### OBJECTIVE
Each record below is to be copied word for word, with pictures removed.

### SUPPLIED MATERIAL
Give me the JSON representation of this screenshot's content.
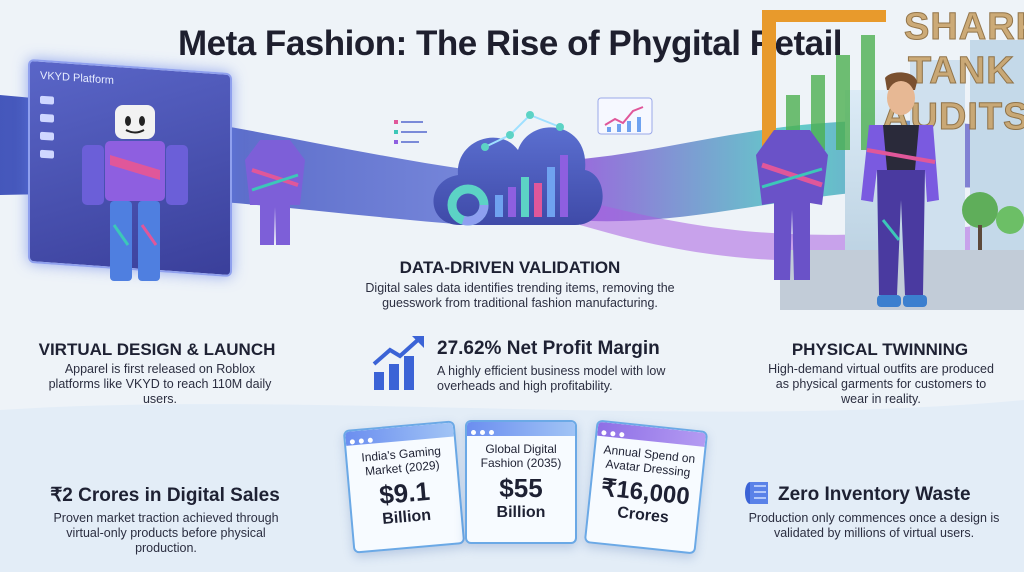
{
  "title": "Meta Fashion: The Rise of Phygital Retail",
  "logo": {
    "line1": "SHARK",
    "line2": "TANK",
    "line3": "AUDITS"
  },
  "platform_window": {
    "label": "VKYD Platform"
  },
  "sections": {
    "virtual_design": {
      "heading": "VIRTUAL DESIGN & LAUNCH",
      "body": "Apparel is first released on Roblox platforms like VKYD to reach 110M daily users."
    },
    "data_validation": {
      "heading": "DATA-DRIVEN VALIDATION",
      "body": "Digital sales data identifies trending items, removing the guesswork from traditional fashion manufacturing."
    },
    "physical_twinning": {
      "heading": "PHYSICAL TWINNING",
      "body": "High-demand virtual outfits are produced as physical garments for customers to wear in reality."
    },
    "net_profit": {
      "heading": "27.62% Net Profit Margin",
      "body": "A highly efficient business model with low overheads and high profitability."
    },
    "digital_sales": {
      "heading": "₹2 Crores in Digital Sales",
      "body": "Proven market traction achieved through virtual-only products before physical production."
    },
    "zero_waste": {
      "heading": "Zero Inventory Waste",
      "body": "Production only commences once a design is validated by millions of virtual users."
    }
  },
  "cards": [
    {
      "label": "India's Gaming Market (2029)",
      "value": "$9.1",
      "unit": "Billion"
    },
    {
      "label": "Global Digital Fashion (2035)",
      "value": "$55",
      "unit": "Billion"
    },
    {
      "label": "Annual Spend on Avatar Dressing",
      "value": "₹16,000",
      "unit": "Crores"
    }
  ],
  "colors": {
    "accent_blue": "#3b63d6",
    "accent_teal": "#3cc7b8",
    "accent_purple": "#8e5fe0",
    "accent_pink": "#e0579a",
    "logo_gold": "#c9a36a",
    "logo_green": "#4caf50"
  },
  "icons": [
    "growth-chart-icon",
    "fabric-roll-icon",
    "cloud-analytics-icon",
    "line-chart-icon"
  ]
}
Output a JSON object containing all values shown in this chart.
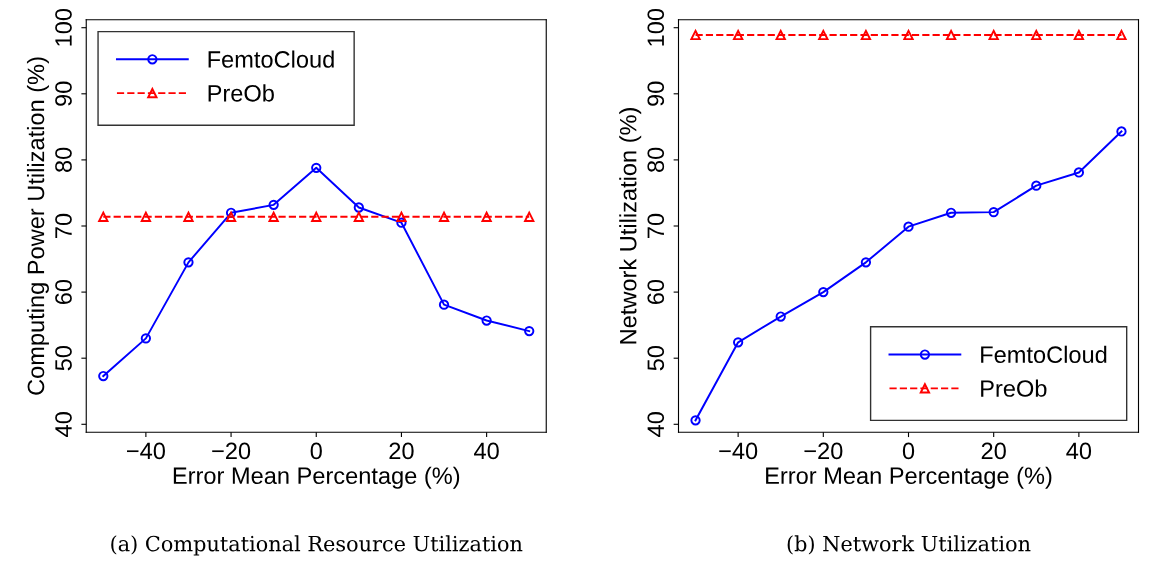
{
  "chart_data": [
    {
      "type": "line",
      "xlabel": "Error Mean Percentage (%)",
      "ylabel": "Computing Power Utilization (%)",
      "annotations": [
        "(a) Computational Resource Utilization"
      ],
      "x": [
        -50,
        -40,
        -30,
        -20,
        -10,
        0,
        10,
        20,
        30,
        40,
        50
      ],
      "series": [
        {
          "name": "FemtoCloud",
          "color": "#0000ff",
          "marker": "circle",
          "line_style": "solid",
          "values": [
            47.3,
            53.0,
            64.5,
            72.0,
            73.2,
            78.8,
            72.8,
            70.5,
            58.1,
            55.7,
            54.1
          ]
        },
        {
          "name": "PreOb",
          "color": "#ff0000",
          "marker": "triangle",
          "line_style": "dashed",
          "values": [
            71.4,
            71.4,
            71.4,
            71.4,
            71.4,
            71.4,
            71.4,
            71.4,
            71.4,
            71.4,
            71.4
          ]
        }
      ],
      "xlim": [
        -54,
        54
      ],
      "ylim": [
        38.8,
        101.2
      ],
      "xticks": [
        -40,
        -20,
        0,
        20,
        40
      ],
      "yticks": [
        40,
        50,
        60,
        70,
        80,
        90,
        100
      ],
      "legend": "top left",
      "grid": false
    },
    {
      "type": "line",
      "xlabel": "Error Mean Percentage (%)",
      "ylabel": "Network Utilization (%)",
      "annotations": [
        "(b) Network Utilization"
      ],
      "x": [
        -50,
        -40,
        -30,
        -20,
        -10,
        0,
        10,
        20,
        30,
        40,
        50
      ],
      "series": [
        {
          "name": "FemtoCloud",
          "color": "#0000ff",
          "marker": "circle",
          "line_style": "solid",
          "values": [
            40.6,
            52.4,
            56.3,
            60.0,
            64.5,
            69.9,
            72.0,
            72.1,
            76.1,
            78.1,
            84.3
          ]
        },
        {
          "name": "PreOb",
          "color": "#ff0000",
          "marker": "triangle",
          "line_style": "dashed",
          "values": [
            98.9,
            98.9,
            98.9,
            98.9,
            98.9,
            98.9,
            98.9,
            98.9,
            98.9,
            98.9,
            98.9
          ]
        }
      ],
      "xlim": [
        -54,
        54
      ],
      "ylim": [
        38.8,
        101.2
      ],
      "xticks": [
        -40,
        -20,
        0,
        20,
        40
      ],
      "yticks": [
        40,
        50,
        60,
        70,
        80,
        90,
        100
      ],
      "legend": "bottom right",
      "grid": false
    }
  ]
}
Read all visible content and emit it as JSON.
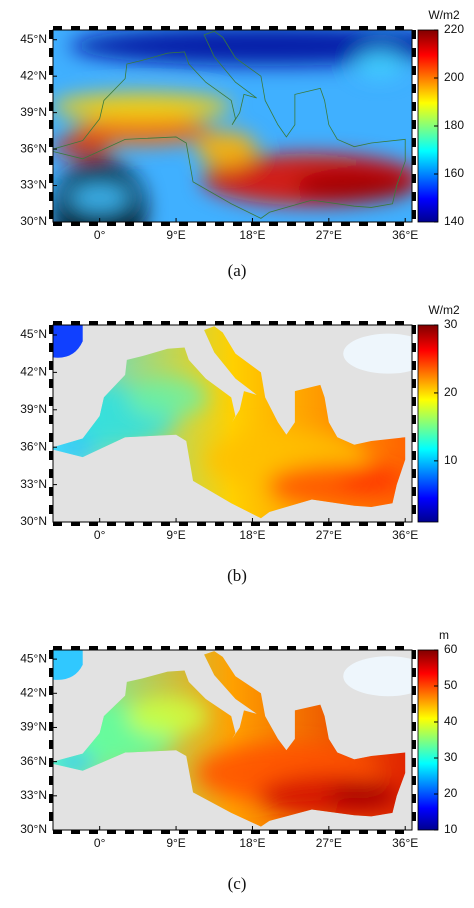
{
  "axes": {
    "xlim": [
      -5.5,
      36.8
    ],
    "ylim": [
      30,
      45.8
    ],
    "xticks": [
      {
        "value": 0,
        "label": "0°"
      },
      {
        "value": 9,
        "label": "9°E"
      },
      {
        "value": 18,
        "label": "18°E"
      },
      {
        "value": 27,
        "label": "27°E"
      },
      {
        "value": 36,
        "label": "36°E"
      }
    ],
    "yticks": [
      {
        "value": 30,
        "label": "30°N"
      },
      {
        "value": 33,
        "label": "33°N"
      },
      {
        "value": 36,
        "label": "36°N"
      },
      {
        "value": 39,
        "label": "39°N"
      },
      {
        "value": 42,
        "label": "42°N"
      },
      {
        "value": 45,
        "label": "45°N"
      }
    ]
  },
  "panels": [
    {
      "label": "(a)",
      "unit": "W/m2",
      "clim": [
        140,
        220
      ],
      "cticks": [
        140,
        160,
        180,
        200,
        220
      ]
    },
    {
      "label": "(b)",
      "unit": "W/m2",
      "clim": [
        1,
        30
      ],
      "cticks": [
        10,
        20,
        30
      ]
    },
    {
      "label": "(c)",
      "unit": "m",
      "clim": [
        10,
        60
      ],
      "cticks": [
        10,
        20,
        30,
        40,
        50,
        60
      ]
    }
  ]
}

### ANSWER FOR THE TASK
Give me the JSON representation of this screenshot's content.
{
  "title": "Meta Fashion: The Rise of Phygital Retail",
  "logo": {
    "line1": "SHARK",
    "line2": "TANK",
    "line3": "AUDITS"
  },
  "platform_window": {
    "label": "VKYD Platform"
  },
  "sections": {
    "virtual_design": {
      "heading": "VIRTUAL DESIGN & LAUNCH",
      "body": "Apparel is first released on Roblox platforms like VKYD to reach 110M daily users."
    },
    "data_validation": {
      "heading": "DATA-DRIVEN VALIDATION",
      "body": "Digital sales data identifies trending items, removing the guesswork from traditional fashion manufacturing."
    },
    "physical_twinning": {
      "heading": "PHYSICAL TWINNING",
      "body": "High-demand virtual outfits are produced as physical garments for customers to wear in reality."
    },
    "net_profit": {
      "heading": "27.62% Net Profit Margin",
      "body": "A highly efficient business model with low overheads and high profitability."
    },
    "digital_sales": {
      "heading": "₹2 Crores in Digital Sales",
      "body": "Proven market traction achieved through virtual-only products before physical production."
    },
    "zero_waste": {
      "heading": "Zero Inventory Waste",
      "body": "Production only commences once a design is validated by millions of virtual users."
    }
  },
  "cards": [
    {
      "label": "India's Gaming Market (2029)",
      "value": "$9.1",
      "unit": "Billion"
    },
    {
      "label": "Global Digital Fashion (2035)",
      "value": "$55",
      "unit": "Billion"
    },
    {
      "label": "Annual Spend on Avatar Dressing",
      "value": "₹16,000",
      "unit": "Crores"
    }
  ],
  "colors": {
    "accent_blue": "#3b63d6",
    "accent_teal": "#3cc7b8",
    "accent_purple": "#8e5fe0",
    "accent_pink": "#e0579a",
    "logo_gold": "#c9a36a",
    "logo_green": "#4caf50"
  },
  "icons": [
    "growth-chart-icon",
    "fabric-roll-icon",
    "cloud-analytics-icon",
    "line-chart-icon"
  ]
}
Output a JSON object containing all values shown in this chart.
{
  "chart_data": [
    {
      "type": "line",
      "xlabel": "Error Mean Percentage (%)",
      "ylabel": "Computing Power Utilization (%)",
      "annotations": [
        "(a) Computational Resource Utilization"
      ],
      "x": [
        -50,
        -40,
        -30,
        -20,
        -10,
        0,
        10,
        20,
        30,
        40,
        50
      ],
      "series": [
        {
          "name": "FemtoCloud",
          "color": "#0000ff",
          "marker": "circle",
          "line_style": "solid",
          "values": [
            47.3,
            53.0,
            64.5,
            72.0,
            73.2,
            78.8,
            72.8,
            70.5,
            58.1,
            55.7,
            54.1
          ]
        },
        {
          "name": "PreOb",
          "color": "#ff0000",
          "marker": "triangle",
          "line_style": "dashed",
          "values": [
            71.4,
            71.4,
            71.4,
            71.4,
            71.4,
            71.4,
            71.4,
            71.4,
            71.4,
            71.4,
            71.4
          ]
        }
      ],
      "xlim": [
        -54,
        54
      ],
      "ylim": [
        38.8,
        101.2
      ],
      "xticks": [
        -40,
        -20,
        0,
        20,
        40
      ],
      "yticks": [
        40,
        50,
        60,
        70,
        80,
        90,
        100
      ],
      "legend": "top left",
      "grid": false
    },
    {
      "type": "line",
      "xlabel": "Error Mean Percentage (%)",
      "ylabel": "Network Utilization (%)",
      "annotations": [
        "(b) Network Utilization"
      ],
      "x": [
        -50,
        -40,
        -30,
        -20,
        -10,
        0,
        10,
        20,
        30,
        40,
        50
      ],
      "series": [
        {
          "name": "FemtoCloud",
          "color": "#0000ff",
          "marker": "circle",
          "line_style": "solid",
          "values": [
            40.6,
            52.4,
            56.3,
            60.0,
            64.5,
            69.9,
            72.0,
            72.1,
            76.1,
            78.1,
            84.3
          ]
        },
        {
          "name": "PreOb",
          "color": "#ff0000",
          "marker": "triangle",
          "line_style": "dashed",
          "values": [
            98.9,
            98.9,
            98.9,
            98.9,
            98.9,
            98.9,
            98.9,
            98.9,
            98.9,
            98.9,
            98.9
          ]
        }
      ],
      "xlim": [
        -54,
        54
      ],
      "ylim": [
        38.8,
        101.2
      ],
      "xticks": [
        -40,
        -20,
        0,
        20,
        40
      ],
      "yticks": [
        40,
        50,
        60,
        70,
        80,
        90,
        100
      ],
      "legend": "bottom right",
      "grid": false
    }
  ]
}
Read all visible content and emit it as JSON.
{
  "axes": {
    "xlim": [
      -5.5,
      36.8
    ],
    "ylim": [
      30,
      45.8
    ],
    "xticks": [
      {
        "value": 0,
        "label": "0°"
      },
      {
        "value": 9,
        "label": "9°E"
      },
      {
        "value": 18,
        "label": "18°E"
      },
      {
        "value": 27,
        "label": "27°E"
      },
      {
        "value": 36,
        "label": "36°E"
      }
    ],
    "yticks": [
      {
        "value": 30,
        "label": "30°N"
      },
      {
        "value": 33,
        "label": "33°N"
      },
      {
        "value": 36,
        "label": "36°N"
      },
      {
        "value": 39,
        "label": "39°N"
      },
      {
        "value": 42,
        "label": "42°N"
      },
      {
        "value": 45,
        "label": "45°N"
      }
    ]
  },
  "panels": [
    {
      "label": "(a)",
      "unit": "W/m2",
      "clim": [
        140,
        220
      ],
      "cticks": [
        140,
        160,
        180,
        200,
        220
      ]
    },
    {
      "label": "(b)",
      "unit": "W/m2",
      "clim": [
        1,
        30
      ],
      "cticks": [
        10,
        20,
        30
      ]
    },
    {
      "label": "(c)",
      "unit": "m",
      "clim": [
        10,
        60
      ],
      "cticks": [
        10,
        20,
        30,
        40,
        50,
        60
      ]
    }
  ]
}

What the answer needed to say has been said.